Prompt:
Reproduce the data below in full and exclude every picture.

(Stored records)

☆ ☆ ☆ ☆

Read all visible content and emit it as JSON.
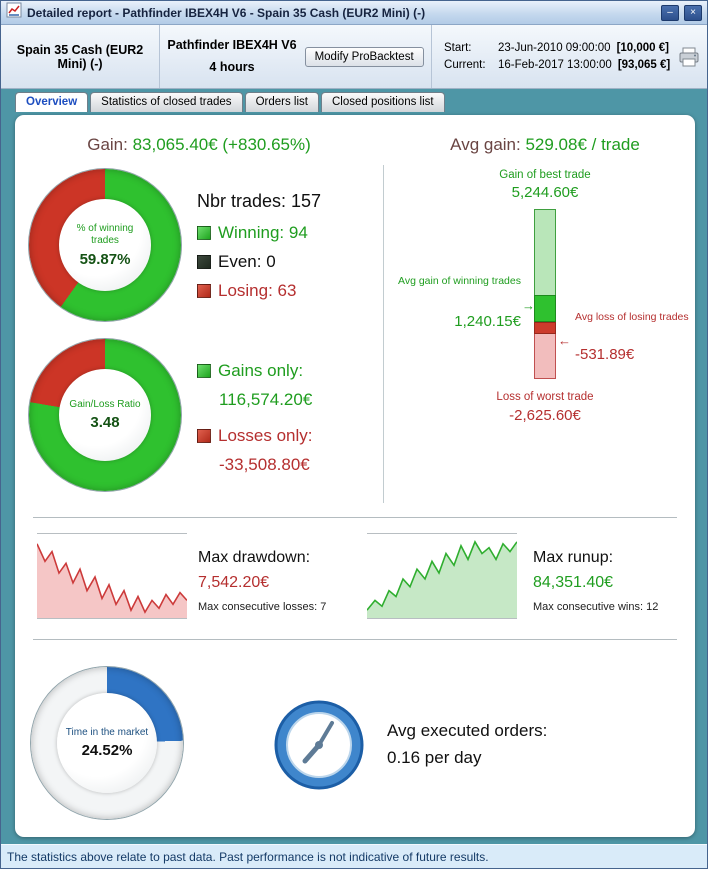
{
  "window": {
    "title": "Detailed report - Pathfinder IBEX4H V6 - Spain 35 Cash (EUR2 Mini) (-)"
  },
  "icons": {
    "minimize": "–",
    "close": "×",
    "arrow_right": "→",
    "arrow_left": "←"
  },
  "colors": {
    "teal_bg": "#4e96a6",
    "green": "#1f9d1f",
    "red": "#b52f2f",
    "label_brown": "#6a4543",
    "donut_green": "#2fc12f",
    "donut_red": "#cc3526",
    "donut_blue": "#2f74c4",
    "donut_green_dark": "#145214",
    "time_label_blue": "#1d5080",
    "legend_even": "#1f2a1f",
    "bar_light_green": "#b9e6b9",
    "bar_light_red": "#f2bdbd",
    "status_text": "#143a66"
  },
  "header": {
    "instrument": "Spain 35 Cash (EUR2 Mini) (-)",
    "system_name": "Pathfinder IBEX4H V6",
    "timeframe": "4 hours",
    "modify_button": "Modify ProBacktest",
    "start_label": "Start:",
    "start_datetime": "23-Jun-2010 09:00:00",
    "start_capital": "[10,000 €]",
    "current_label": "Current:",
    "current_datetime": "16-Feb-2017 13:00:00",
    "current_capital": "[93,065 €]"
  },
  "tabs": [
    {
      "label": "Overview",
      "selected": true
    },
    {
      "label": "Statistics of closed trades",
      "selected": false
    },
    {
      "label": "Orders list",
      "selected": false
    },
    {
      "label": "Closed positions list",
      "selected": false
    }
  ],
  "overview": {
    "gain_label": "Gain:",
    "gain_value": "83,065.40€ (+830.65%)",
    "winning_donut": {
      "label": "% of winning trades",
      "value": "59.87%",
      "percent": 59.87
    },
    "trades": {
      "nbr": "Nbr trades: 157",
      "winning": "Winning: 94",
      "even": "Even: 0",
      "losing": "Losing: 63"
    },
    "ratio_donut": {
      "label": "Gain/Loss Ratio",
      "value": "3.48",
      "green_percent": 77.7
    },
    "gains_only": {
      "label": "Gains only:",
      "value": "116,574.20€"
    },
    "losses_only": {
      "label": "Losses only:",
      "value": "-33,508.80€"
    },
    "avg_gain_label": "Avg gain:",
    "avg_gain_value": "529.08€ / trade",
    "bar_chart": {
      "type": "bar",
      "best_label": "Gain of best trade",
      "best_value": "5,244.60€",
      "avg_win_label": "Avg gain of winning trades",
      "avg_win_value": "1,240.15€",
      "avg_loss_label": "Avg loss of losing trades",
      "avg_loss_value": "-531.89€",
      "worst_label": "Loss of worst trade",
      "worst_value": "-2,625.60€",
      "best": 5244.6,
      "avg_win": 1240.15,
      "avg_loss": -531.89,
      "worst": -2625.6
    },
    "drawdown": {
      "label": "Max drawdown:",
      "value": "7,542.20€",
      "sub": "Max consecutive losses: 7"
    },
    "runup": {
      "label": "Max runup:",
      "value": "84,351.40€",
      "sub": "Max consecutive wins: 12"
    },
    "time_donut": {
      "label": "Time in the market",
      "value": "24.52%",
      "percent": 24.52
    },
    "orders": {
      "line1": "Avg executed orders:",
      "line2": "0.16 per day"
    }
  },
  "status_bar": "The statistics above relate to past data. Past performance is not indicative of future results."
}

☆ ☆ ☆ ☆

Response to the exercise:
Read all visible content and emit it as JSON.
{
  "window": {
    "title": "Detailed report - Pathfinder IBEX4H V6 - Spain 35 Cash (EUR2 Mini) (-)"
  },
  "icons": {
    "minimize": "–",
    "close": "×",
    "arrow_right": "→",
    "arrow_left": "←"
  },
  "colors": {
    "teal_bg": "#4e96a6",
    "green": "#1f9d1f",
    "red": "#b52f2f",
    "label_brown": "#6a4543",
    "donut_green": "#2fc12f",
    "donut_red": "#cc3526",
    "donut_blue": "#2f74c4",
    "donut_green_dark": "#145214",
    "time_label_blue": "#1d5080",
    "legend_even": "#1f2a1f",
    "bar_light_green": "#b9e6b9",
    "bar_light_red": "#f2bdbd",
    "status_text": "#143a66"
  },
  "header": {
    "instrument": "Spain 35 Cash (EUR2 Mini) (-)",
    "system_name": "Pathfinder IBEX4H V6",
    "timeframe": "4 hours",
    "modify_button": "Modify ProBacktest",
    "start_label": "Start:",
    "start_datetime": "23-Jun-2010 09:00:00",
    "start_capital": "[10,000 €]",
    "current_label": "Current:",
    "current_datetime": "16-Feb-2017 13:00:00",
    "current_capital": "[93,065 €]"
  },
  "tabs": [
    {
      "label": "Overview",
      "selected": true
    },
    {
      "label": "Statistics of closed trades",
      "selected": false
    },
    {
      "label": "Orders list",
      "selected": false
    },
    {
      "label": "Closed positions list",
      "selected": false
    }
  ],
  "overview": {
    "gain_label": "Gain:",
    "gain_value": "83,065.40€ (+830.65%)",
    "winning_donut": {
      "label": "% of winning trades",
      "value": "59.87%",
      "percent": 59.87
    },
    "trades": {
      "nbr": "Nbr trades: 157",
      "winning": "Winning: 94",
      "even": "Even: 0",
      "losing": "Losing: 63"
    },
    "ratio_donut": {
      "label": "Gain/Loss Ratio",
      "value": "3.48",
      "green_percent": 77.7
    },
    "gains_only": {
      "label": "Gains only:",
      "value": "116,574.20€"
    },
    "losses_only": {
      "label": "Losses only:",
      "value": "-33,508.80€"
    },
    "avg_gain_label": "Avg gain:",
    "avg_gain_value": "529.08€ / trade",
    "bar_chart": {
      "type": "bar",
      "best_label": "Gain of best trade",
      "best_value": "5,244.60€",
      "avg_win_label": "Avg gain of winning trades",
      "avg_win_value": "1,240.15€",
      "avg_loss_label": "Avg loss of losing trades",
      "avg_loss_value": "-531.89€",
      "worst_label": "Loss of worst trade",
      "worst_value": "-2,625.60€",
      "best": 5244.6,
      "avg_win": 1240.15,
      "avg_loss": -531.89,
      "worst": -2625.6
    },
    "drawdown": {
      "label": "Max drawdown:",
      "value": "7,542.20€",
      "sub": "Max consecutive losses: 7"
    },
    "runup": {
      "label": "Max runup:",
      "value": "84,351.40€",
      "sub": "Max consecutive wins: 12"
    },
    "time_donut": {
      "label": "Time in the market",
      "value": "24.52%",
      "percent": 24.52
    },
    "orders": {
      "line1": "Avg executed orders:",
      "line2": "0.16 per day"
    }
  },
  "status_bar": "The statistics above relate to past data. Past performance is not indicative of future results."
}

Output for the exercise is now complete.